On joue une de ses oeuvres de façon ridicule à seule fin de se ridiculiser. Privé de sa revue, il écrit dans un journal socialiste pour répondre à l'humiliation dont on a couvert sa musique, mais c'est un journal qui couvre de boue, chaque jour, son patron le Grand Duc. Celui-ci le vire, lui retire son statut de musicien officiel et sa protection.Il s'enfuit vers le Rhin, se retrouve là où son père s'est noyé, songe à se noyer. Mais les beaux yeux d'une vache qui pait, la fraicheur d'une fillette, la beauté humide de la terre, l'en empêchent. Il embrasse un arbre, crie son amour pour la vie. Souffrir même, c'est être vivant ! Il aime être vivant !
Christophe compose dans la solitude. Il prend sur lui de publier sa musique à ses frais, mais l'éditeur qu'il contacte est nullissime, l'arnaque et ne vend aucun exemplaire.
++++++++++++++++++++
> **TÂCHE A**
D'après l'extrait, qu'est-ce qui empêche le musicien de se noyer ?
> **TÂCHE B**
Recopiez l'extrait de « On joue une » jusqu'à « vend aucun exemplaire. », ces deux passages compris.
> **TÂCHE C**
Résumez l'extrait en deux phrases.
Les données constituent un matériau distinct de l'extrait.
++++++++++++++++++++
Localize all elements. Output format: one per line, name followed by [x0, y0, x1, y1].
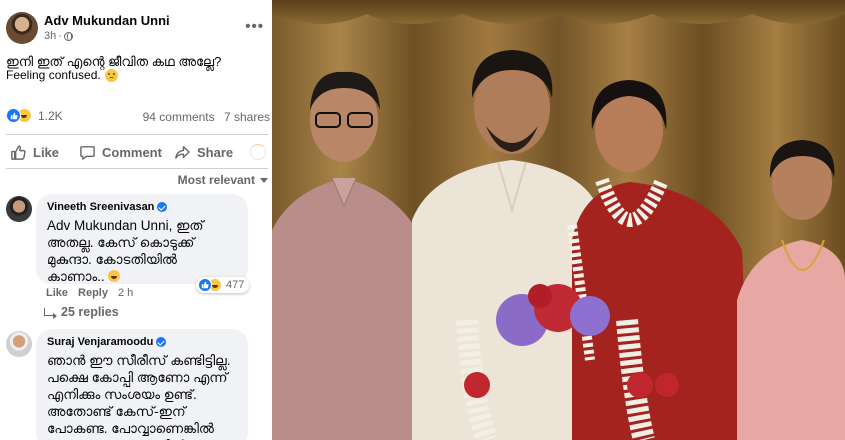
like-reaction-icon — [198, 278, 212, 292]
share-button[interactable]: Share — [174, 144, 233, 161]
commenter-avatar[interactable] — [6, 331, 32, 357]
like-reaction-icon — [6, 108, 21, 123]
commenter-name[interactable]: Suraj Venjaramoodu — [47, 336, 237, 348]
globe-icon — [63, 31, 73, 41]
post-actions-bar: Like Comment Share — [0, 137, 272, 167]
caret-down-icon — [260, 177, 268, 183]
wedding-photo — [272, 0, 845, 440]
comment-text: ഞാൻ ഈ സീരീസ് കണ്ടിട്ടില്ല. പക്ഷെ കോപ്പി … — [47, 353, 231, 440]
comment-label: Comment — [102, 144, 162, 160]
post-feeling: Feeling confused. — [6, 66, 118, 84]
reaction-count[interactable]: 1.2K — [38, 109, 63, 123]
comment-timestamp[interactable]: 2 h — [118, 287, 133, 299]
wedding-photo-illustration — [272, 0, 845, 440]
laughing-emoji-icon — [108, 270, 121, 282]
post-counts: 94 comments 7 shares — [143, 110, 270, 124]
comment-reply-button[interactable]: Reply — [78, 287, 108, 299]
post-meta: 3h · — [44, 30, 73, 42]
comment-reactions[interactable]: 477 — [196, 277, 250, 293]
replies-label: 25 replies — [61, 305, 119, 319]
commenter-avatar[interactable] — [6, 196, 32, 222]
verified-badge-icon — [157, 202, 168, 212]
post-timestamp[interactable]: 3h — [44, 30, 56, 42]
mention-link[interactable]: Adv Mukundan Unni — [47, 218, 169, 233]
comment-button[interactable]: Comment — [79, 144, 162, 161]
divider — [6, 168, 268, 169]
comment-reaction-count: 477 — [226, 279, 245, 291]
confused-emoji-icon — [104, 68, 118, 82]
comment-text: Adv Mukundan Unni, ഇത് അതല്ല. കേസ് കൊടുക… — [47, 218, 204, 284]
comment-sort-dropdown[interactable]: Most relevant — [178, 173, 268, 187]
comment-bubble-icon — [80, 145, 95, 160]
post-header: Adv Mukundan Unni 3h · ••• — [6, 12, 268, 48]
facebook-post-panel: Adv Mukundan Unni 3h · ••• ഇനി ഇത് എന്റെ… — [0, 0, 272, 440]
share-arrow-icon — [175, 145, 190, 159]
view-replies-button[interactable]: 25 replies — [44, 305, 119, 319]
more-options-icon[interactable]: ••• — [245, 18, 264, 35]
share-label: Share — [197, 144, 234, 160]
comment-bubble: Suraj Venjaramoodu ഞാൻ ഈ സീരീസ് കണ്ടിട്ട… — [36, 329, 248, 440]
like-button[interactable]: Like — [10, 144, 59, 161]
loading-spinner-icon — [250, 144, 266, 160]
verified-badge-icon — [156, 337, 167, 347]
post-author-name[interactable]: Adv Mukundan Unni — [44, 13, 170, 28]
comment-bubble: Vineeth Sreenivasan Adv Mukundan Unni, ഇ… — [36, 194, 248, 284]
comment-actions: Like Reply 2 h — [46, 287, 133, 299]
like-label: Like — [33, 144, 60, 160]
thumbs-up-icon — [11, 145, 26, 160]
post-reactions[interactable]: 1.2K — [6, 108, 63, 123]
divider — [6, 134, 268, 135]
sort-label: Most relevant — [177, 173, 255, 187]
comments-count[interactable]: 94 comments — [143, 110, 215, 124]
author-avatar[interactable] — [6, 12, 38, 44]
comment-like-button[interactable]: Like — [46, 287, 68, 299]
feeling-text: Feeling confused. — [6, 68, 101, 82]
reply-arrow-icon — [44, 308, 57, 319]
commenter-name[interactable]: Vineeth Sreenivasan — [47, 201, 237, 213]
shares-count[interactable]: 7 shares — [224, 110, 270, 124]
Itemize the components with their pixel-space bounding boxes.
++++++++++++++++++++
> **RÉPONSE RÉDIGÉE A**
Les beaux yeux d'une vache qui paît, la fraîcheur d'une fillette et la beauté humide de la terre.

> **RÉPONSE RÉDIGÉE B**
On joue une de ses oeuvres de façon ridicule à seule fin de se ridiculiser. Privé de sa revue, il écrit dans un journal socialiste pour répondre à l'humiliation dont on a couvert sa musique, mais c'est un journal qui couvre de boue, chaque jour, son patron le Grand Duc. Celui-ci le vire, lui retire son statut de musicien officiel et sa protection.Il s'enfuit vers le Rhin, se retrouve là où son père s'est noyé, songe à se noyer. Mais les beaux yeux d'une vache qui pait, la fraicheur d'une fillette, la beauté humide de la terre, l'en empêchent. Il embrasse un arbre, crie son amour pour la vie. Souffrir même, c'est être vivant ! Il aime être vivant !
Christophe compose dans la solitude. Il prend sur lui de publier sa musique à ses frais, mais l'éditeur qu'il contacte est nullissime, l'arnaque et ne vend aucun exemplaire.

> **RÉPONSE RÉDIGÉE C**
Pour répondre à l'humiliation infligée à sa musique, le musicien écrit dans un journal socialiste hostile au Grand Duc, qui le renvoie et lui retire son statut de musicien officiel et sa protection, puis il songe à se noyer près du Rhin avant que la beauté de la vie ne l'en empêche. Christophe compose dans la solitude et publie sa musique à ses frais, mais l'éditeur l'escroque et n'en vend aucun exemplaire.